→ **Raw data**
┌────────
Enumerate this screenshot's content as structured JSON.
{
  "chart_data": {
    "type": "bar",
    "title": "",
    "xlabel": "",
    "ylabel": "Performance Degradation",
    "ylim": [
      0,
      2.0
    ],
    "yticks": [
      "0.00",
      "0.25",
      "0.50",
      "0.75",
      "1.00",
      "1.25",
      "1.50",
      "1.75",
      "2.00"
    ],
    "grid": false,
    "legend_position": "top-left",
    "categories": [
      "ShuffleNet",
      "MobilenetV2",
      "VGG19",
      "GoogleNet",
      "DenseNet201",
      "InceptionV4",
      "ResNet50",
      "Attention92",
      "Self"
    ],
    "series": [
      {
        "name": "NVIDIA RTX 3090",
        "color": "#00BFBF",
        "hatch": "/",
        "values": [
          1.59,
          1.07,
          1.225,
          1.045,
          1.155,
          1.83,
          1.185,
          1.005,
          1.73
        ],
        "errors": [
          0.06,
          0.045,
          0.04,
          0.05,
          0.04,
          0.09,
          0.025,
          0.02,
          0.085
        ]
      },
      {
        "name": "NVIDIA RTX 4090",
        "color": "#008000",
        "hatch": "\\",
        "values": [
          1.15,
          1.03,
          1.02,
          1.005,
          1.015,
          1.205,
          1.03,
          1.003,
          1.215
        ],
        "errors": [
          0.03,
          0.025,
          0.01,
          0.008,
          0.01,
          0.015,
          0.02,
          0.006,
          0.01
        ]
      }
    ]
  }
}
└────────
→ **Directive**
Output all of the data above without any alteration.

→ **Response for this exercise**
Enumerate this screenshot's content as structured JSON.
{
  "chart_data": {
    "type": "bar",
    "title": "",
    "xlabel": "",
    "ylabel": "Performance Degradation",
    "ylim": [
      0,
      2.0
    ],
    "yticks": [
      "0.00",
      "0.25",
      "0.50",
      "0.75",
      "1.00",
      "1.25",
      "1.50",
      "1.75",
      "2.00"
    ],
    "grid": false,
    "legend_position": "top-left",
    "categories": [
      "ShuffleNet",
      "MobilenetV2",
      "VGG19",
      "GoogleNet",
      "DenseNet201",
      "InceptionV4",
      "ResNet50",
      "Attention92",
      "Self"
    ],
    "series": [
      {
        "name": "NVIDIA RTX 3090",
        "color": "#00BFBF",
        "hatch": "/",
        "values": [
          1.59,
          1.07,
          1.225,
          1.045,
          1.155,
          1.83,
          1.185,
          1.005,
          1.73
        ],
        "errors": [
          0.06,
          0.045,
          0.04,
          0.05,
          0.04,
          0.09,
          0.025,
          0.02,
          0.085
        ]
      },
      {
        "name": "NVIDIA RTX 4090",
        "color": "#008000",
        "hatch": "\\",
        "values": [
          1.15,
          1.03,
          1.02,
          1.005,
          1.015,
          1.205,
          1.03,
          1.003,
          1.215
        ],
        "errors": [
          0.03,
          0.025,
          0.01,
          0.008,
          0.01,
          0.015,
          0.02,
          0.006,
          0.01
        ]
      }
    ]
  }
}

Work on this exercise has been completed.